(DATA ENTRIES):
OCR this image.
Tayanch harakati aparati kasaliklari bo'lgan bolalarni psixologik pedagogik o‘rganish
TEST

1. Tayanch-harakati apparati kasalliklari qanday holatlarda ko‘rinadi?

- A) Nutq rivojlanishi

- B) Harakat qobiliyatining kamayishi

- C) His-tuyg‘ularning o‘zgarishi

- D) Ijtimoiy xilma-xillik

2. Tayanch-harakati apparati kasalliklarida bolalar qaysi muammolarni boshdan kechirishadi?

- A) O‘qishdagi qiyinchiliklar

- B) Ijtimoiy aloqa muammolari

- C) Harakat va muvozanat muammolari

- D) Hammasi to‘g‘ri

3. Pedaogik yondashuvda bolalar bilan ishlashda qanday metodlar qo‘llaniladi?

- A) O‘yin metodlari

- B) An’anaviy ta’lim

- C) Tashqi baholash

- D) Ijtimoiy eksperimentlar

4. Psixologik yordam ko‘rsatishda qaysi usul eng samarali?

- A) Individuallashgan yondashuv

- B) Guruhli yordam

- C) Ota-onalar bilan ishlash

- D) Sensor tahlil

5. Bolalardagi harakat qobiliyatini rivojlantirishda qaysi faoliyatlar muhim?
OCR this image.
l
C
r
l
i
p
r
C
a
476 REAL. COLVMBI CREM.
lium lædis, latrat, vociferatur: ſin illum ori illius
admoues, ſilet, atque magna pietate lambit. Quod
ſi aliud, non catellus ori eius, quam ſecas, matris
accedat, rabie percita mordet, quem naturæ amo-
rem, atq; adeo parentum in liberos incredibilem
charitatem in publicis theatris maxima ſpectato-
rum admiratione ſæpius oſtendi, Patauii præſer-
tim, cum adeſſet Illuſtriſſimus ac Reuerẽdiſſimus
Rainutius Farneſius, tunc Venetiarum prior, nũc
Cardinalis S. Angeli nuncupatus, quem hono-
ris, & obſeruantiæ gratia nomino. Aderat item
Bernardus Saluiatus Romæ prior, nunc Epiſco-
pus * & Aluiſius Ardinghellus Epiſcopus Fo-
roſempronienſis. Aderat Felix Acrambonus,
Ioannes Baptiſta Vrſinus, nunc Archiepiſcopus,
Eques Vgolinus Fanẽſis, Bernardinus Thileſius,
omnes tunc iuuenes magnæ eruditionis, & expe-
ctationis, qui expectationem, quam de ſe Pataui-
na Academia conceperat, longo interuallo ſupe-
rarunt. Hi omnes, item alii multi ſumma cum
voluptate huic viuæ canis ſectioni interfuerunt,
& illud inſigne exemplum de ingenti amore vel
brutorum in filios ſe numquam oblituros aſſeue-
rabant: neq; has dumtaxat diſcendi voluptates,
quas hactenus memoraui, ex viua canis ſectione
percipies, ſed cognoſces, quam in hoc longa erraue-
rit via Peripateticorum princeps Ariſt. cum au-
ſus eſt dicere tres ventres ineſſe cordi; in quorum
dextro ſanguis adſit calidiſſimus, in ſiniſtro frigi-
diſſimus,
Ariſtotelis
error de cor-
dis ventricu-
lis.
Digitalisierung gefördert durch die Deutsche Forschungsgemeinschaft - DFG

(GIVEN INSTRUCTION): Your task is to pick out every line with the string "Aderat" and copy it.

(RESPONSE TO THE EXERCISE):
ris, & obſeruantiæ gratia nomino. Aderat item
roſempronienſis. Aderat Felix Acrambonus,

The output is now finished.